(Source data)
* * * * * * * * *
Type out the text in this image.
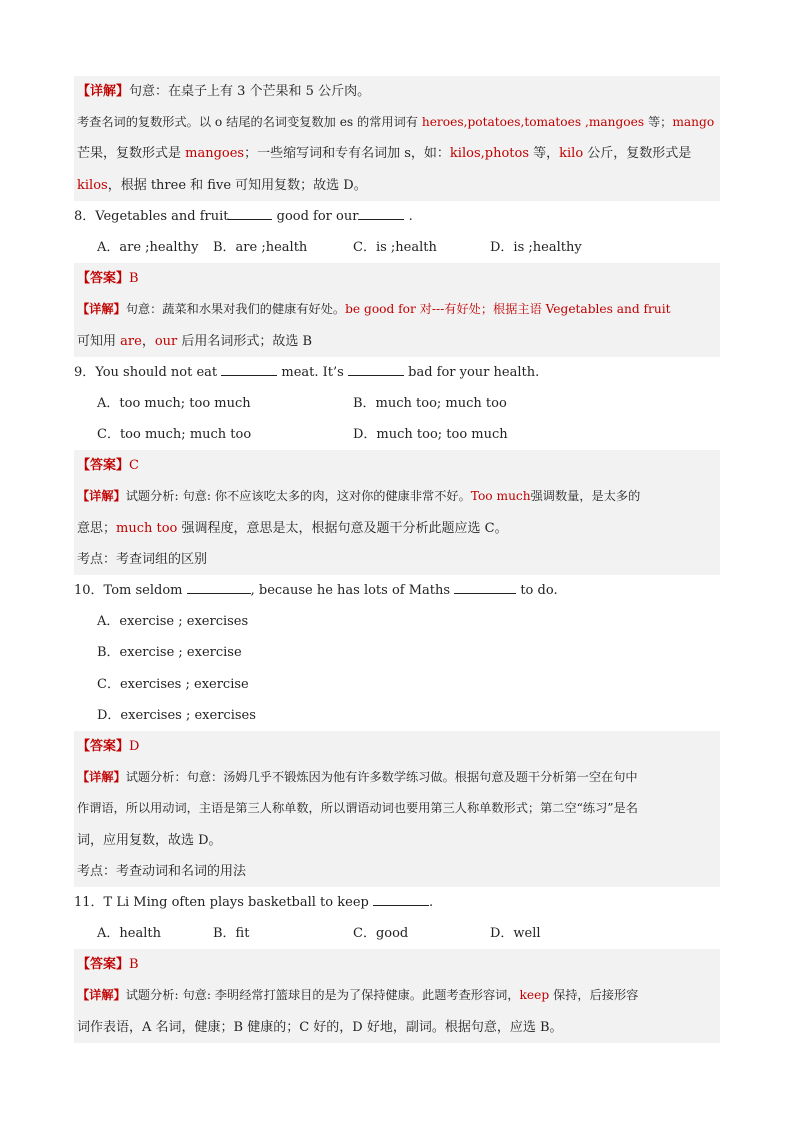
【详解】句意：在桌子上有 3 个芒果和 5 公斤肉。
考查名词的复数形式。以 o 结尾的名词变复数加 es 的常用词有 heroes,potatoes,tomatoes ,mangoes 等；mango
芒果，复数形式是 mangoes；一些缩写词和专有名词加 s，如：kilos,photos 等，kilo 公斤，复数形式是
kilos，根据 three 和 five 可知用复数；故选 D。
8．Vegetables and fruit	good for our	.
A．are ;healthy B．are ;health	C．is ;health	D．is ;healthy
【答案】B
【详解】句意：蔬菜和水果对我们的健康有好处。be good for 对---有好处；根据主语 Vegetables and fruit
可知用 are，our 后用名词形式；故选 B
9．You should not eat	meat. It’s	bad for your health.
A．too much; too much	B．much too; much too
C．too much; much too	D．much too; too much
【答案】C
【详解】试题分析: 句意: 你不应该吃太多的肉，这对你的健康非常不好。Too much强调数量，是太多的
意思；much too 强调程度，意思是太，根据句意及题干分析此题应选 C。
考点：考查词组的区别
10．Tom seldom	, because he has lots of Maths	to do.
A．exercise ; exercises
B．exercise ; exercise
C．exercises ; exercise
D．exercises ; exercises
【答案】D
【详解】试题分析：句意：汤姆几乎不锻炼因为他有许多数学练习做。根据句意及题干分析第一空在句中
作谓语，所以用动词，主语是第三人称单数，所以谓语动词也要用第三人称单数形式；第二空“练习”是名
词，应用复数，故选 D。
考点：考查动词和名词的用法
11．T Li Ming often plays basketball to keep	.
A．health	B．fit	C．good	D．well
【答案】B
【详解】试题分析: 句意: 李明经常打篮球目的是为了保持健康。此题考查形容词，keep 保持，后接形容
词作表语，A 名词，健康；B 健康的；C 好的，D 好地，副词。根据句意，应选 B。
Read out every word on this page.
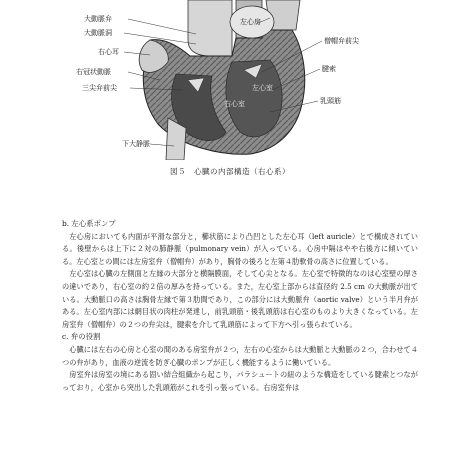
大動脈弁
大動脈洞
右心耳
右冠状動脈
三尖弁前尖
下大静脈
左心房
僧帽弁前尖
腱索
乳頭筋
左心室
右心室
図５　心臓の内部構造（右心系）
b. 左心系ポンプ

左心房においても内面が平滑な部分と，櫛状筋により凸凹とした左心耳（left auricle）とで構成されている。後壁からは上下に２対の肺静脈（pulmonary vein）が入っている。心房中隔はやや右後方に傾いている。左心室との間には左房室弁（僧帽弁）があり，胸骨の後ろと左第４肋軟骨の高さに位置している。

左心室は心臓の左側面と左縁の大部分と横隔膜面，そして心尖となる。左心室で特徴的なのは心室壁の厚さの違いであり，右心室の約２倍の厚みを持っている。また，左心室上部からは直径約 2.5 cm の大動脈が出ている。大動脈口の高さは胸骨左縁で第３肋間であり，この部分には大動脈弁（aortic valve）という半月弁がある。左心室内部には網目状の肉柱が発達し，前乳頭筋・後乳頭筋は右心室のものより大きくなっている。左房室弁（僧帽弁）の２つの弁尖は，腱索を介して乳頭筋によって下方へ引っ張られている。

c. 弁の役割

心臓には左右の心房と心室の間のある房室弁が２つ，左右の心室からは大動脈と大動脈の２つ，合わせて４つの弁があり，血液の逆流を防ぎ心臓のポンプが正しく機能するように働いている。

房室弁は房室の境にある固い結合組織から起こり，パラシュートの紐のような構造をしている腱索とつながっており，心室から突出した乳頭筋がこれを引っ張っている。右房室弁は
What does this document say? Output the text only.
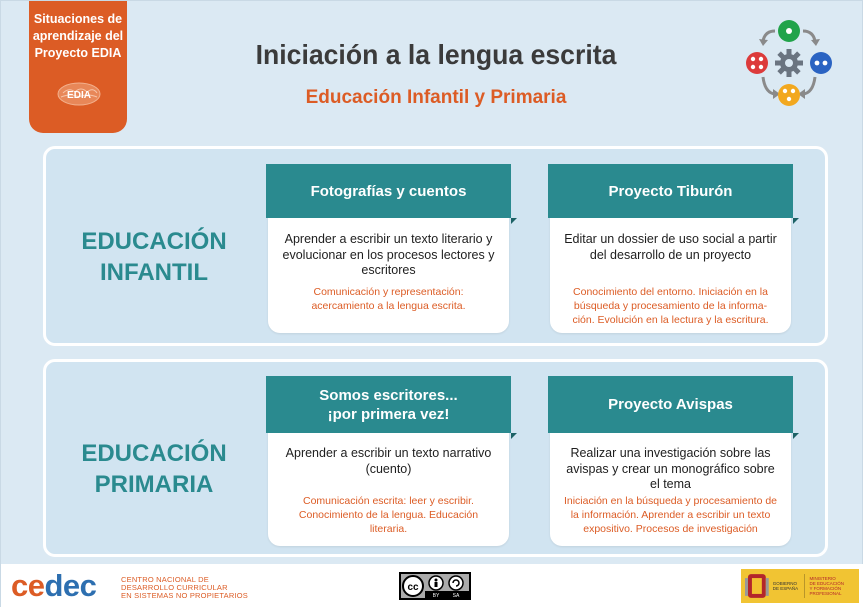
Situaciones de
aprendizaje del
Proyecto EDIA
EDIA
Iniciación a la lengua escrita
Educación Infantil y Primaria
EDUCACIÓN
INFANTIL
Fotografías y cuentos
Aprender a escribir un texto literario y evolucionar en los procesos lectores y escritores
Comunicación y representación: acercamiento a la lengua escrita.
Proyecto Tiburón
Editar un dossier de uso social a partir del desarrollo de un proyecto
Conocimiento del entorno. Iniciación en la búsqueda y procesamiento de la informa- ción. Evolución en la lectura y la escritura.
EDUCACIÓN
PRIMARIA
Somos escritores...
¡por primera vez!
Aprender a escribir un texto narrativo (cuento)
Comunicación escrita: leer y escribir. Conocimiento de la lengua. Educación literaria.
Proyecto Avispas
Realizar una investigación sobre las avispas y crear un monográfico sobre el tema
Iniciación en la búsqueda y procesamiento de la información. Aprender a escribir un texto expositivo. Procesos de investigación
cedec	CENTRO NACIONAL DE
DESARROLLO CURRICULAR
EN SISTEMAS NO PROPIETARIOS
cc
BY	SA
GOBIERNO
DE ESPAÑA
MINISTERIO
DE EDUCACIÓN
Y FORMACIÓN PROFESIONAL
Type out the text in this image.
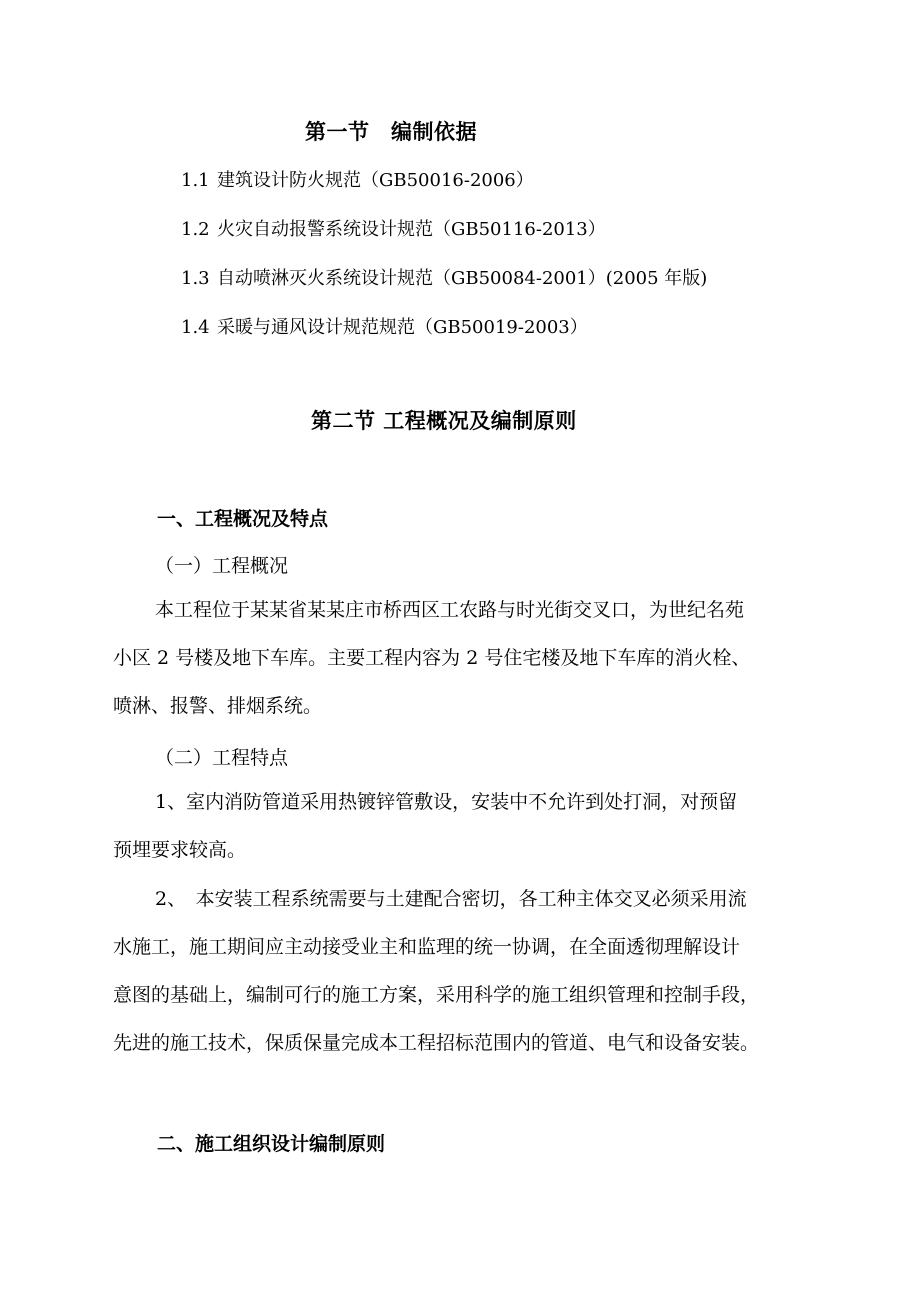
第一节　编制依据
1.1 建筑设计防火规范（GB50016-2006）
1.2 火灾自动报警系统设计规范（GB50116-2013）
1.3 自动喷淋灭火系统设计规范（GB50084-2001）(2005 年版)
1.4 采暖与通风设计规范规范（GB50019-2003）
第二节 工程概况及编制原则
一、工程概况及特点
（一）工程概况
本工程位于某某省某某庄市桥西区工农路与时光街交叉口，为世纪名苑
小区 2 号楼及地下车库。主要工程内容为 2 号住宅楼及地下车库的消火栓、
喷淋、报警、排烟系统。
（二）工程特点
1、室内消防管道采用热镀锌管敷设，安装中不允许到处打洞，对预留
预埋要求较高。
2、　本安装工程系统需要与土建配合密切，各工种主体交叉必须采用流
水施工，施工期间应主动接受业主和监理的统一协调，在全面透彻理解设计
意图的基础上，编制可行的施工方案，采用科学的施工组织管理和控制手段，
先进的施工技术，保质保量完成本工程招标范围内的管道、电气和设备安装。
二、施工组织设计编制原则
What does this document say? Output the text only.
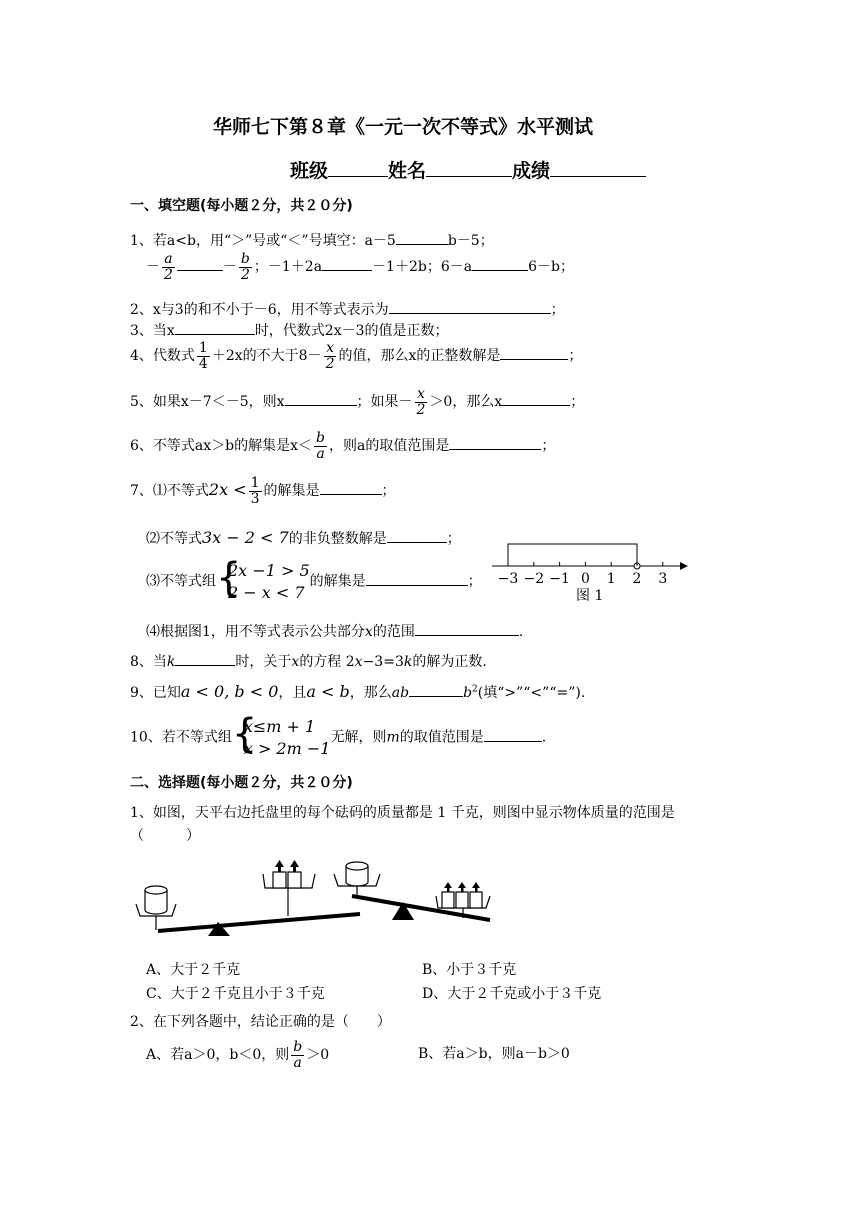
华师七下第８章《一元一次不等式》水平测试
班级	姓名	成绩
一、填空题(每小题２分，共２０分)
1、若a<b，用“＞”号或“＜”号填空：a－5	b－5；
－ $\frac{a}{2}$	－ $\frac{b}{2}$ ；－1＋2a	－1＋2b；6－a	6－b；
2、x与3的和不小于－6，用不等式表示为	；
3、当x	时，代数式2x－3的值是正数；
4、代数式 $\frac{1}{4} +2x$的不大于$8- \frac{x}{2}$ 的值，那么x的正整数解是	；
5、如果x－7＜－5，则x	；如果－ $\frac{x}{2} >0$，那么x	；
6、不等式ax＞b的解集是$x< \frac{b}{a}$ ，则a的取值范围是	；
7、⑴不等式$2x < \frac{1}{3}$ 的解集是	；
⑵不等式3x − 2 < 7的非负整数解是	；
⑶不等式组 {
2x −1 > 5
2 − x < 7
的解集是	； −3 −2 −1 0 1 2 3
图 1
⑷根据图1，用不等式表示公共部分x的范围	.
8、当k	时，关于x的方程 2x−3=3k的解为正数.
9、已知a < 0, b < 0，且a < b，那么ab	$b^2$(填“>”“<”“=”).
10、若不等式组 {
x≤m + 1
x > 2m −1
无解，则m的取值范围是	.
二、选择题(每小题２分，共２０分)
1、如图，天平右边托盘里的每个砝码的质量都是 1 千克，则图中显示物体质量的范围是
（　　　）
A、大于２千克	B、小于３千克
C、大于２千克且小于３千克	D、大于２千克或小于３千克
2、在下列各题中，结论正确的是（　　）
A、若a＞0，b＜0，则 $\frac{b}{a} >0$	B、若a＞b，则a－b＞0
* * * * * * * * *
**AIM OF THE TASK:** Extract the full listing above verbatim; pictures are to be left out of the copy.

**CORRECT ANSWER:**
Type out the text in this image.
【详解】句意：在桌子上有 3 个芒果和 5 公斤肉。
考查名词的复数形式。以 o 结尾的名词变复数加 es 的常用词有 heroes,potatoes,tomatoes ,mangoes 等；mango
芒果，复数形式是 mangoes；一些缩写词和专有名词加 s，如：kilos,photos 等，kilo 公斤，复数形式是
kilos，根据 three 和 five 可知用复数；故选 D。
8．Vegetables and fruit	good for our	.
A．are ;healthy B．are ;health	C．is ;health	D．is ;healthy
【答案】B
【详解】句意：蔬菜和水果对我们的健康有好处。be good for 对---有好处；根据主语 Vegetables and fruit
可知用 are，our 后用名词形式；故选 B
9．You should not eat	meat. It’s	bad for your health.
A．too much; too much	B．much too; much too
C．too much; much too	D．much too; too much
【答案】C
【详解】试题分析: 句意: 你不应该吃太多的肉，这对你的健康非常不好。Too much强调数量，是太多的
意思；much too 强调程度，意思是太，根据句意及题干分析此题应选 C。
考点：考查词组的区别
10．Tom seldom	, because he has lots of Maths	to do.
A．exercise ; exercises
B．exercise ; exercise
C．exercises ; exercise
D．exercises ; exercises
【答案】D
【详解】试题分析：句意：汤姆几乎不锻炼因为他有许多数学练习做。根据句意及题干分析第一空在句中
作谓语，所以用动词，主语是第三人称单数，所以谓语动词也要用第三人称单数形式；第二空“练习”是名
词，应用复数，故选 D。
考点：考查动词和名词的用法
11．T Li Ming often plays basketball to keep	.
A．health	B．fit	C．good	D．well
【答案】B
【详解】试题分析: 句意: 李明经常打篮球目的是为了保持健康。此题考查形容词，keep 保持，后接形容
词作表语，A 名词，健康；B 健康的；C 好的，D 好地，副词。根据句意，应选 B。
Read out every word on this page.
大動脈弁
大動脈洞
右心耳
右冠状動脈
三尖弁前尖
下大静脈
左心房
僧帽弁前尖
腱索
乳頭筋
左心室
右心室
図５　心臓の内部構造（右心系）
b. 左心系ポンプ

左心房においても内面が平滑な部分と，櫛状筋により凸凹とした左心耳（left auricle）とで構成されている。後壁からは上下に２対の肺静脈（pulmonary vein）が入っている。心房中隔はやや右後方に傾いている。左心室との間には左房室弁（僧帽弁）があり，胸骨の後ろと左第４肋軟骨の高さに位置している。

左心室は心臓の左側面と左縁の大部分と横隔膜面，そして心尖となる。左心室で特徴的なのは心室壁の厚さの違いであり，右心室の約２倍の厚みを持っている。また，左心室上部からは直径約 2.5 cm の大動脈が出ている。大動脈口の高さは胸骨左縁で第３肋間であり，この部分には大動脈弁（aortic valve）という半月弁がある。左心室内部には網目状の肉柱が発達し，前乳頭筋・後乳頭筋は右心室のものより大きくなっている。左房室弁（僧帽弁）の２つの弁尖は，腱索を介して乳頭筋によって下方へ引っ張られている。

c. 弁の役割

心臓には左右の心房と心室の間のある房室弁が２つ，左右の心室からは大動脈と大動脈の２つ，合わせて４つの弁があり，血液の逆流を防ぎ心臓のポンプが正しく機能するように働いている。

房室弁は房室の境にある固い結合組織から起こり，パラシュートの紐のような構造をしている腱索とつながっており，心室から突出した乳頭筋がこれを引っ張っている。右房室弁は
What does this document say? Output the text only.
Situaciones de
aprendizaje del
Proyecto EDIA
EDIA
Iniciación a la lengua escrita
Educación Infantil y Primaria
EDUCACIÓN
INFANTIL
Fotografías y cuentos
Aprender a escribir un texto literario y evolucionar en los procesos lectores y escritores
Comunicación y representación: acercamiento a la lengua escrita.
Proyecto Tiburón
Editar un dossier de uso social a partir del desarrollo de un proyecto
Conocimiento del entorno. Iniciación en la búsqueda y procesamiento de la informa- ción. Evolución en la lectura y la escritura.
EDUCACIÓN
PRIMARIA
Somos escritores...
¡por primera vez!
Aprender a escribir un texto narrativo (cuento)
Comunicación escrita: leer y escribir. Conocimiento de la lengua. Educación literaria.
Proyecto Avispas
Realizar una investigación sobre las avispas y crear un monográfico sobre el tema
Iniciación en la búsqueda y procesamiento de la información. Aprender a escribir un texto expositivo. Procesos de investigación
cedec	CENTRO NACIONAL DE
DESARROLLO CURRICULAR
EN SISTEMAS NO PROPIETARIOS
cc
BY	SA
GOBIERNO
DE ESPAÑA
MINISTERIO
DE EDUCACIÓN
Y FORMACIÓN PROFESIONAL
Type out the text in this image.
第一节　编制依据
1.1 建筑设计防火规范（GB50016-2006）
1.2 火灾自动报警系统设计规范（GB50116-2013）
1.3 自动喷淋灭火系统设计规范（GB50084-2001）(2005 年版)
1.4 采暖与通风设计规范规范（GB50019-2003）
第二节 工程概况及编制原则
一、工程概况及特点
（一）工程概况
本工程位于某某省某某庄市桥西区工农路与时光街交叉口，为世纪名苑
小区 2 号楼及地下车库。主要工程内容为 2 号住宅楼及地下车库的消火栓、
喷淋、报警、排烟系统。
（二）工程特点
1、室内消防管道采用热镀锌管敷设，安装中不允许到处打洞，对预留
预埋要求较高。
2、　本安装工程系统需要与土建配合密切，各工种主体交叉必须采用流
水施工，施工期间应主动接受业主和监理的统一协调，在全面透彻理解设计
意图的基础上，编制可行的施工方案，采用科学的施工组织管理和控制手段，
先进的施工技术，保质保量完成本工程招标范围内的管道、电气和设备安装。
二、施工组织设计编制原则
What does this document say? Output the text only.
华师七下第８章《一元一次不等式》水平测试
班级	姓名	成绩
一、填空题(每小题２分，共２０分)
1、若a<b，用“＞”号或“＜”号填空：a－5	b－5；
－ $\frac{a}{2}$	－ $\frac{b}{2}$ ；－1＋2a	－1＋2b；6－a	6－b；
2、x与3的和不小于－6，用不等式表示为	；
3、当x	时，代数式2x－3的值是正数；
4、代数式 $\frac{1}{4} +2x$的不大于$8- \frac{x}{2}$ 的值，那么x的正整数解是	；
5、如果x－7＜－5，则x	；如果－ $\frac{x}{2} >0$，那么x	；
6、不等式ax＞b的解集是$x< \frac{b}{a}$ ，则a的取值范围是	；
7、⑴不等式$2x < \frac{1}{3}$ 的解集是	；
⑵不等式3x − 2 < 7的非负整数解是	；
⑶不等式组 {
2x −1 > 5
2 − x < 7
的解集是	； −3 −2 −1 0 1 2 3
图 1
⑷根据图1，用不等式表示公共部分x的范围	.
8、当k	时，关于x的方程 2x−3=3k的解为正数.
9、已知a < 0, b < 0，且a < b，那么ab	$b^2$(填“>”“<”“=”).
10、若不等式组 {
x≤m + 1
x > 2m −1
无解，则m的取值范围是	.
二、选择题(每小题２分，共２０分)
1、如图，天平右边托盘里的每个砝码的质量都是 1 千克，则图中显示物体质量的范围是
（　　　）
A、大于２千克	B、小于３千克
C、大于２千克且小于３千克	D、大于２千克或小于３千克
2、在下列各题中，结论正确的是（　　）
A、若a＞0，b＜0，则 $\frac{b}{a} >0$	B、若a＞b，则a－b＞0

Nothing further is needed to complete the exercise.